--- What you will do ---
Every line below is to be copied exactly, with the pictures left out.

===============

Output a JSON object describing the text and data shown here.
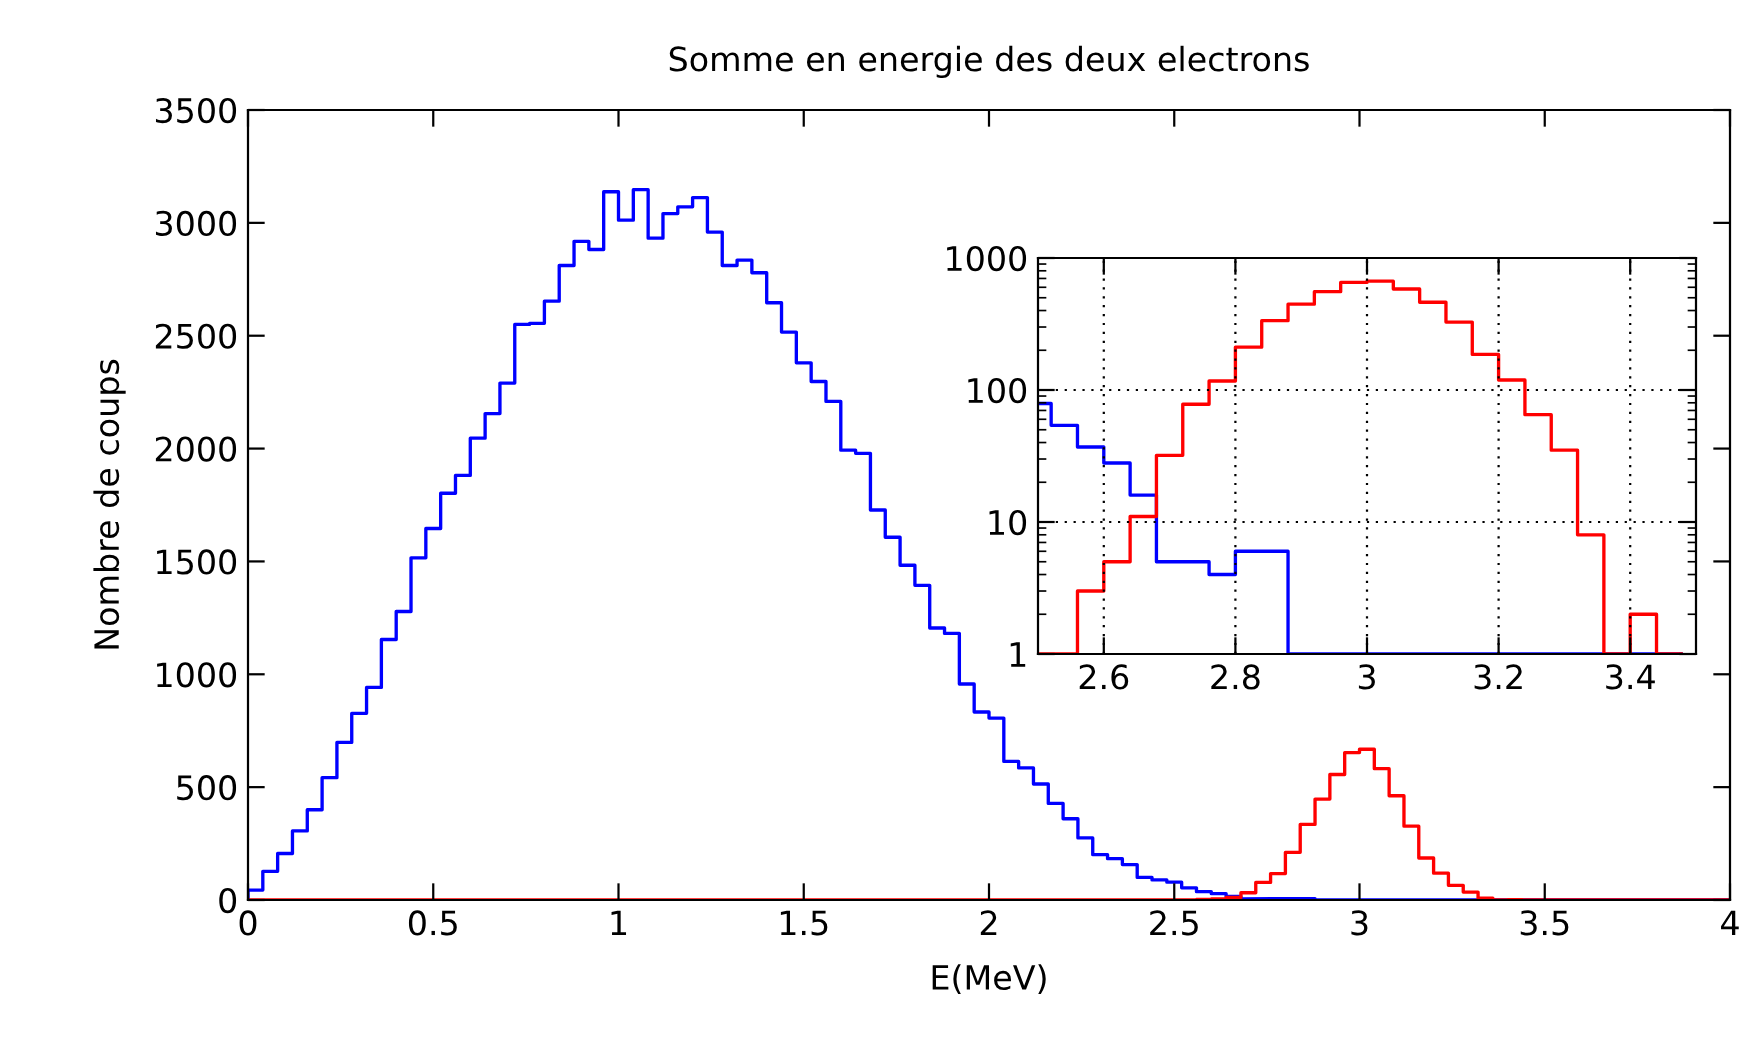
{
  "chart_data": [
    {
      "type": "histogram",
      "title": "Somme en energie des deux electrons",
      "xlabel": "E(MeV)",
      "ylabel": "Nombre de coups",
      "bins": [
        0,
        0.04,
        0.08,
        0.12,
        0.16,
        0.2,
        0.24,
        0.28,
        0.32,
        0.36,
        0.4,
        0.44,
        0.48,
        0.52,
        0.56,
        0.6,
        0.64,
        0.68,
        0.72,
        0.76,
        0.8,
        0.84,
        0.88,
        0.92,
        0.96,
        1,
        1.04,
        1.08,
        1.12,
        1.16,
        1.2,
        1.24,
        1.28,
        1.32,
        1.36,
        1.4,
        1.44,
        1.48,
        1.52,
        1.56,
        1.6,
        1.64,
        1.68,
        1.72,
        1.76,
        1.8,
        1.84,
        1.88,
        1.92,
        1.96,
        2,
        2.04,
        2.08,
        2.12,
        2.16,
        2.2,
        2.24,
        2.28,
        2.32,
        2.36,
        2.4,
        2.44,
        2.48,
        2.52,
        2.56,
        2.6,
        2.64,
        2.68,
        2.72,
        2.76,
        2.8,
        2.84,
        2.88,
        2.92,
        2.96,
        3,
        3.04,
        3.08,
        3.12,
        3.16,
        3.2,
        3.24,
        3.28,
        3.32,
        3.36,
        3.4,
        3.44,
        3.48,
        3.52,
        3.56,
        3.6,
        3.64,
        3.68,
        3.72,
        3.76,
        3.8,
        3.84,
        3.88,
        3.92,
        3.96,
        4
      ],
      "series": [
        {
          "color": "#0000ff",
          "values": [
            44,
            127,
            206,
            306,
            400,
            542,
            698,
            827,
            942,
            1154,
            1278,
            1516,
            1646,
            1802,
            1881,
            2046,
            2155,
            2290,
            2550,
            2555,
            2653,
            2811,
            2918,
            2882,
            3138,
            3012,
            3147,
            2932,
            3041,
            3071,
            3112,
            2959,
            2811,
            2835,
            2779,
            2646,
            2516,
            2380,
            2297,
            2209,
            1993,
            1979,
            1728,
            1607,
            1483,
            1394,
            1205,
            1181,
            957,
            833,
            806,
            614,
            585,
            514,
            428,
            360,
            275,
            201,
            183,
            157,
            100,
            89,
            79,
            54,
            37,
            28,
            16,
            5,
            5,
            4,
            6,
            6,
            0,
            0,
            0,
            0,
            0,
            0,
            0,
            0,
            0,
            0,
            0,
            0,
            0,
            0,
            0,
            0,
            0,
            0,
            0,
            0,
            0,
            0,
            0,
            0,
            0,
            0,
            0,
            0
          ]
        },
        {
          "color": "#ff0000",
          "values": [
            0,
            0,
            0,
            0,
            0,
            0,
            0,
            0,
            0,
            0,
            0,
            0,
            0,
            0,
            0,
            0,
            0,
            0,
            0,
            0,
            0,
            0,
            0,
            0,
            0,
            0,
            0,
            0,
            0,
            0,
            0,
            0,
            0,
            0,
            0,
            0,
            0,
            0,
            0,
            0,
            0,
            0,
            0,
            0,
            0,
            0,
            0,
            0,
            0,
            0,
            0,
            0,
            0,
            0,
            0,
            0,
            0,
            0,
            0,
            0,
            0,
            0,
            0,
            0,
            3,
            5,
            11,
            32,
            78,
            117,
            211,
            335,
            447,
            556,
            653,
            668,
            582,
            462,
            327,
            186,
            119,
            65,
            35,
            8,
            0,
            2,
            0,
            0,
            0,
            0,
            0,
            0,
            0,
            0,
            0,
            0,
            0,
            0,
            0,
            0
          ]
        }
      ],
      "xlim": [
        0,
        4
      ],
      "xticks": [
        0,
        0.5,
        1,
        1.5,
        2,
        2.5,
        3,
        3.5,
        4
      ],
      "ylim": [
        0,
        3500
      ],
      "yticks": [
        0,
        500,
        1000,
        1500,
        2000,
        2500,
        3000,
        3500
      ],
      "grid": false
    },
    {
      "type": "histogram",
      "log": "y",
      "grid": true,
      "bins": [
        2.48,
        2.52,
        2.56,
        2.6,
        2.64,
        2.68,
        2.72,
        2.76,
        2.8,
        2.84,
        2.88,
        2.92,
        2.96,
        3,
        3.04,
        3.08,
        3.12,
        3.16,
        3.2,
        3.24,
        3.28,
        3.32,
        3.36,
        3.4,
        3.44,
        3.48
      ],
      "series": [
        {
          "color": "#0000ff",
          "values": [
            79,
            54,
            37,
            28,
            16,
            5,
            5,
            4,
            6,
            6,
            null,
            null,
            null,
            null,
            null,
            null,
            null,
            null,
            null,
            null,
            null,
            null,
            null,
            null,
            null
          ]
        },
        {
          "color": "#ff0000",
          "values": [
            null,
            null,
            3,
            5,
            11,
            32,
            78,
            117,
            211,
            335,
            447,
            556,
            653,
            668,
            582,
            462,
            327,
            186,
            119,
            65,
            35,
            8,
            null,
            2,
            null
          ]
        }
      ],
      "xlim": [
        2.5,
        3.5
      ],
      "xticks": [
        2.6,
        2.8,
        3,
        3.2,
        3.4
      ],
      "ylim": [
        1,
        1000
      ],
      "yticks": [
        1,
        10,
        100,
        1000
      ]
    }
  ]
}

===============

--- Exercise result ---
Output a JSON object describing the text and data shown here.
{
  "chart_data": [
    {
      "type": "histogram",
      "title": "Somme en energie des deux electrons",
      "xlabel": "E(MeV)",
      "ylabel": "Nombre de coups",
      "bins": [
        0,
        0.04,
        0.08,
        0.12,
        0.16,
        0.2,
        0.24,
        0.28,
        0.32,
        0.36,
        0.4,
        0.44,
        0.48,
        0.52,
        0.56,
        0.6,
        0.64,
        0.68,
        0.72,
        0.76,
        0.8,
        0.84,
        0.88,
        0.92,
        0.96,
        1,
        1.04,
        1.08,
        1.12,
        1.16,
        1.2,
        1.24,
        1.28,
        1.32,
        1.36,
        1.4,
        1.44,
        1.48,
        1.52,
        1.56,
        1.6,
        1.64,
        1.68,
        1.72,
        1.76,
        1.8,
        1.84,
        1.88,
        1.92,
        1.96,
        2,
        2.04,
        2.08,
        2.12,
        2.16,
        2.2,
        2.24,
        2.28,
        2.32,
        2.36,
        2.4,
        2.44,
        2.48,
        2.52,
        2.56,
        2.6,
        2.64,
        2.68,
        2.72,
        2.76,
        2.8,
        2.84,
        2.88,
        2.92,
        2.96,
        3,
        3.04,
        3.08,
        3.12,
        3.16,
        3.2,
        3.24,
        3.28,
        3.32,
        3.36,
        3.4,
        3.44,
        3.48,
        3.52,
        3.56,
        3.6,
        3.64,
        3.68,
        3.72,
        3.76,
        3.8,
        3.84,
        3.88,
        3.92,
        3.96,
        4
      ],
      "series": [
        {
          "color": "#0000ff",
          "values": [
            44,
            127,
            206,
            306,
            400,
            542,
            698,
            827,
            942,
            1154,
            1278,
            1516,
            1646,
            1802,
            1881,
            2046,
            2155,
            2290,
            2550,
            2555,
            2653,
            2811,
            2918,
            2882,
            3138,
            3012,
            3147,
            2932,
            3041,
            3071,
            3112,
            2959,
            2811,
            2835,
            2779,
            2646,
            2516,
            2380,
            2297,
            2209,
            1993,
            1979,
            1728,
            1607,
            1483,
            1394,
            1205,
            1181,
            957,
            833,
            806,
            614,
            585,
            514,
            428,
            360,
            275,
            201,
            183,
            157,
            100,
            89,
            79,
            54,
            37,
            28,
            16,
            5,
            5,
            4,
            6,
            6,
            0,
            0,
            0,
            0,
            0,
            0,
            0,
            0,
            0,
            0,
            0,
            0,
            0,
            0,
            0,
            0,
            0,
            0,
            0,
            0,
            0,
            0,
            0,
            0,
            0,
            0,
            0,
            0
          ]
        },
        {
          "color": "#ff0000",
          "values": [
            0,
            0,
            0,
            0,
            0,
            0,
            0,
            0,
            0,
            0,
            0,
            0,
            0,
            0,
            0,
            0,
            0,
            0,
            0,
            0,
            0,
            0,
            0,
            0,
            0,
            0,
            0,
            0,
            0,
            0,
            0,
            0,
            0,
            0,
            0,
            0,
            0,
            0,
            0,
            0,
            0,
            0,
            0,
            0,
            0,
            0,
            0,
            0,
            0,
            0,
            0,
            0,
            0,
            0,
            0,
            0,
            0,
            0,
            0,
            0,
            0,
            0,
            0,
            0,
            3,
            5,
            11,
            32,
            78,
            117,
            211,
            335,
            447,
            556,
            653,
            668,
            582,
            462,
            327,
            186,
            119,
            65,
            35,
            8,
            0,
            2,
            0,
            0,
            0,
            0,
            0,
            0,
            0,
            0,
            0,
            0,
            0,
            0,
            0,
            0
          ]
        }
      ],
      "xlim": [
        0,
        4
      ],
      "xticks": [
        0,
        0.5,
        1,
        1.5,
        2,
        2.5,
        3,
        3.5,
        4
      ],
      "ylim": [
        0,
        3500
      ],
      "yticks": [
        0,
        500,
        1000,
        1500,
        2000,
        2500,
        3000,
        3500
      ],
      "grid": false
    },
    {
      "type": "histogram",
      "log": "y",
      "grid": true,
      "bins": [
        2.48,
        2.52,
        2.56,
        2.6,
        2.64,
        2.68,
        2.72,
        2.76,
        2.8,
        2.84,
        2.88,
        2.92,
        2.96,
        3,
        3.04,
        3.08,
        3.12,
        3.16,
        3.2,
        3.24,
        3.28,
        3.32,
        3.36,
        3.4,
        3.44,
        3.48
      ],
      "series": [
        {
          "color": "#0000ff",
          "values": [
            79,
            54,
            37,
            28,
            16,
            5,
            5,
            4,
            6,
            6,
            null,
            null,
            null,
            null,
            null,
            null,
            null,
            null,
            null,
            null,
            null,
            null,
            null,
            null,
            null
          ]
        },
        {
          "color": "#ff0000",
          "values": [
            null,
            null,
            3,
            5,
            11,
            32,
            78,
            117,
            211,
            335,
            447,
            556,
            653,
            668,
            582,
            462,
            327,
            186,
            119,
            65,
            35,
            8,
            null,
            2,
            null
          ]
        }
      ],
      "xlim": [
        2.5,
        3.5
      ],
      "xticks": [
        2.6,
        2.8,
        3,
        3.2,
        3.4
      ],
      "ylim": [
        1,
        1000
      ],
      "yticks": [
        1,
        10,
        100,
        1000
      ]
    }
  ]
}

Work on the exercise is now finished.